DATA ROWS>

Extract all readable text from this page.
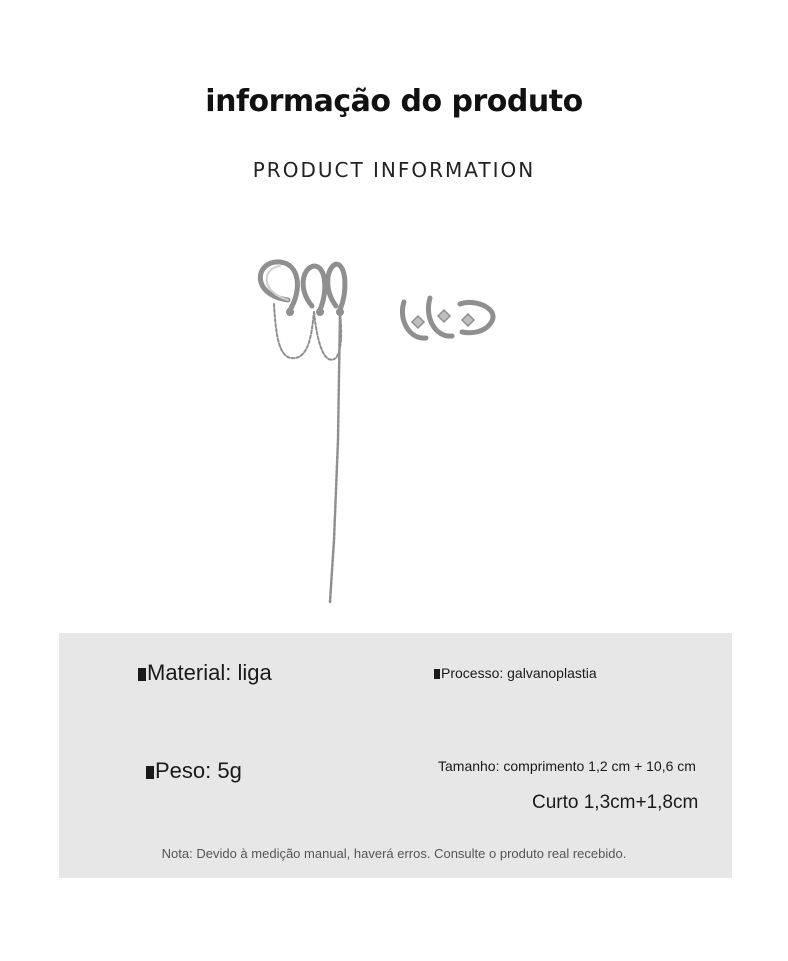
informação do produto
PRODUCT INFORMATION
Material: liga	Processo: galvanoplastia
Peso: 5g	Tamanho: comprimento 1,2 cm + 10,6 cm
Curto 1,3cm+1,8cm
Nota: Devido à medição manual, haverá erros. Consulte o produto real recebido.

INSTRUCTIONS TO FOLLOW> Repeat the records above exactly, leaving out the pictures.

FULL ANSWER>
Extract all readable text from this page.
informação do produto
PRODUCT INFORMATION
Material: liga	Processo: galvanoplastia
Peso: 5g	Tamanho: comprimento 1,2 cm + 10,6 cm
Curto 1,3cm+1,8cm
Nota: Devido à medição manual, haverá erros. Consulte o produto real recebido.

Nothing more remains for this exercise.